Find every line of the listing below where "驱遣我们的想象" appears, and copy it.

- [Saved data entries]
START

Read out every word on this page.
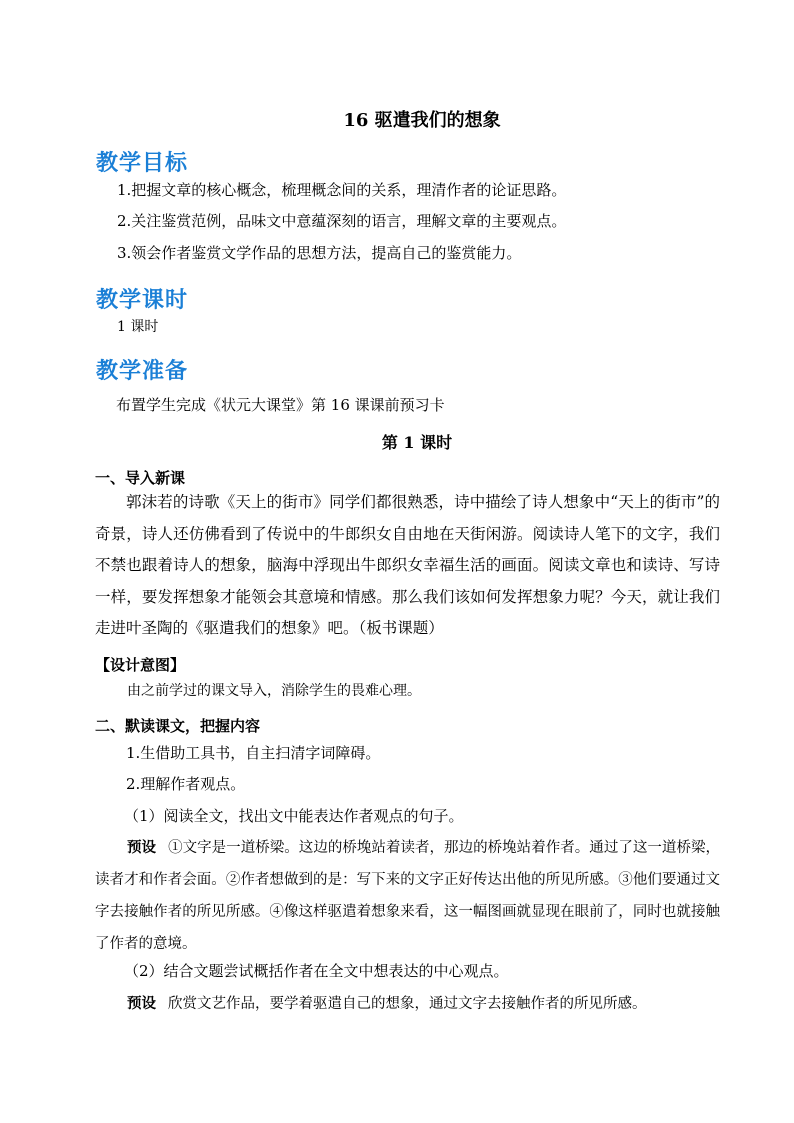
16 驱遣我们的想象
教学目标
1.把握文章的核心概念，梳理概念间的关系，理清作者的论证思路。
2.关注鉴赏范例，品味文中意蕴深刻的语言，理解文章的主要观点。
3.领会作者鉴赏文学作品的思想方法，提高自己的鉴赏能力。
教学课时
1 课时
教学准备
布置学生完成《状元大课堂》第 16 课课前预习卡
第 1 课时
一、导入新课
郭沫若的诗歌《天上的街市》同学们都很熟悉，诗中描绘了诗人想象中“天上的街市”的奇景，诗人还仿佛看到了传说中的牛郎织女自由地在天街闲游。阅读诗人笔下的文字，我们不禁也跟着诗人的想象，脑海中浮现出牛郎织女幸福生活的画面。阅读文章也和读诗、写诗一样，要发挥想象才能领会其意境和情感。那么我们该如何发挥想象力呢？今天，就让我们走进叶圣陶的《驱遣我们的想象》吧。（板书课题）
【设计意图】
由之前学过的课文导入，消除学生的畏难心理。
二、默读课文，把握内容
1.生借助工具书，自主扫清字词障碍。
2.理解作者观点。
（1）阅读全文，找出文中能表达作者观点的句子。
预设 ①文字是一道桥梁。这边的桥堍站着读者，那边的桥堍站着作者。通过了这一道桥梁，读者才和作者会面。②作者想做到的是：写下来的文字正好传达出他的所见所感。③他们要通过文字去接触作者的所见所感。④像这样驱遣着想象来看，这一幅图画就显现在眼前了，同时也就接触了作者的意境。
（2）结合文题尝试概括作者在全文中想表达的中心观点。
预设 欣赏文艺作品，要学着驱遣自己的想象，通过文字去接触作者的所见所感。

END

- [Exercise result]
16 驱遣我们的想象
郭沫若的诗歌《天上的街市》同学们都很熟悉，诗中描绘了诗人想象中“天上的街市”的奇景，诗人还仿佛看到了传说中的牛郎织女自由地在天街闲游。阅读诗人笔下的文字，我们不禁也跟着诗人的想象，脑海中浮现出牛郎织女幸福生活的画面。阅读文章也和读诗、写诗一样，要发挥想象才能领会其意境和情感。那么我们该如何发挥想象力呢？今天，就让我们走进叶圣陶的《驱遣我们的想象》吧。（板书课题）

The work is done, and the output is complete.